▶ Available records
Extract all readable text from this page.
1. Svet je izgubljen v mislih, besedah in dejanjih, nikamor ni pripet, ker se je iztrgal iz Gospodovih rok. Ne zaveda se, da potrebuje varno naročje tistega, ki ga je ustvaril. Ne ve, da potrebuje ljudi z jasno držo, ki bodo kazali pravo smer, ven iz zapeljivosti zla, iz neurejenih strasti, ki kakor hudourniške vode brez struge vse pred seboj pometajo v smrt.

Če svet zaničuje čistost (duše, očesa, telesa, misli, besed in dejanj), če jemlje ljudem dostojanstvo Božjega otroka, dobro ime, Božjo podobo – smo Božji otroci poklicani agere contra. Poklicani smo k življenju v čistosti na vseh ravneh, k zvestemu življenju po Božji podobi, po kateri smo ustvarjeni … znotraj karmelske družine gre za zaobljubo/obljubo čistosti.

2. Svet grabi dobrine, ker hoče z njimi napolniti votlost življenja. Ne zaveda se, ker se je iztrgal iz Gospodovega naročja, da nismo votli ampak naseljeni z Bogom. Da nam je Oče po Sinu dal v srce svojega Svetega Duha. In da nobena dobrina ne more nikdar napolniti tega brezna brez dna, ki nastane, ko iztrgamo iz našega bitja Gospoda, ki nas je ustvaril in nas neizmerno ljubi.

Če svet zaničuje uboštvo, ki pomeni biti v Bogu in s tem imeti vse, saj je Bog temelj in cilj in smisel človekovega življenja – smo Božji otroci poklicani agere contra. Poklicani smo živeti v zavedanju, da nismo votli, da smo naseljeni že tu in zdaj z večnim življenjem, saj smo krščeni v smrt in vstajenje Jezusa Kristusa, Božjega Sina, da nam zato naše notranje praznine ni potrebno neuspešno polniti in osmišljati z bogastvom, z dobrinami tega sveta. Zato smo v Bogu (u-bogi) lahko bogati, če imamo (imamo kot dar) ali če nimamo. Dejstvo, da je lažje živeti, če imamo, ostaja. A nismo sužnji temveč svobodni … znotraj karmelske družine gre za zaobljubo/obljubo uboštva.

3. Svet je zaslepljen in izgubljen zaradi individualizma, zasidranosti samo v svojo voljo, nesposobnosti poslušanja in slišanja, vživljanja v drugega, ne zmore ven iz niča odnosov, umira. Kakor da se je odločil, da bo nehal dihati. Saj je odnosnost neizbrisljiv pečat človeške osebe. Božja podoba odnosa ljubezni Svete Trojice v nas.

▶ Goal of the exercise
Retype the material above, line by line, exactly.

▶ Result for this task
Extract all readable text from this page.
1. Svet je izgubljen v mislih, besedah in dejanjih, nikamor ni pripet, ker se je iztrgal iz Gospodovih rok. Ne zaveda se, da potrebuje varno naročje tistega, ki ga je ustvaril. Ne ve, da potrebuje ljudi z jasno držo, ki bodo kazali pravo smer, ven iz zapeljivosti zla, iz neurejenih strasti, ki kakor hudourniške vode brez struge vse pred seboj pometajo v smrt.

Če svet zaničuje čistost (duše, očesa, telesa, misli, besed in dejanj), če jemlje ljudem dostojanstvo Božjega otroka, dobro ime, Božjo podobo – smo Božji otroci poklicani agere contra. Poklicani smo k življenju v čistosti na vseh ravneh, k zvestemu življenju po Božji podobi, po kateri smo ustvarjeni … znotraj karmelske družine gre za zaobljubo/obljubo čistosti.

2. Svet grabi dobrine, ker hoče z njimi napolniti votlost življenja. Ne zaveda se, ker se je iztrgal iz Gospodovega naročja, da nismo votli ampak naseljeni z Bogom. Da nam je Oče po Sinu dal v srce svojega Svetega Duha. In da nobena dobrina ne more nikdar napolniti tega brezna brez dna, ki nastane, ko iztrgamo iz našega bitja Gospoda, ki nas je ustvaril in nas neizmerno ljubi.

Če svet zaničuje uboštvo, ki pomeni biti v Bogu in s tem imeti vse, saj je Bog temelj in cilj in smisel človekovega življenja – smo Božji otroci poklicani agere contra. Poklicani smo živeti v zavedanju, da nismo votli, da smo naseljeni že tu in zdaj z večnim življenjem, saj smo krščeni v smrt in vstajenje Jezusa Kristusa, Božjega Sina, da nam zato naše notranje praznine ni potrebno neuspešno polniti in osmišljati z bogastvom, z dobrinami tega sveta. Zato smo v Bogu (u-bogi) lahko bogati, če imamo (imamo kot dar) ali če nimamo. Dejstvo, da je lažje živeti, če imamo, ostaja. A nismo sužnji temveč svobodni … znotraj karmelske družine gre za zaobljubo/obljubo uboštva.

3. Svet je zaslepljen in izgubljen zaradi individualizma, zasidranosti samo v svojo voljo, nesposobnosti poslušanja in slišanja, vživljanja v drugega, ne zmore ven iz niča odnosov, umira. Kakor da se je odločil, da bo nehal dihati. Saj je odnosnost neizbrisljiv pečat človeške osebe. Božja podoba odnosa ljubezni Svete Trojice v nas.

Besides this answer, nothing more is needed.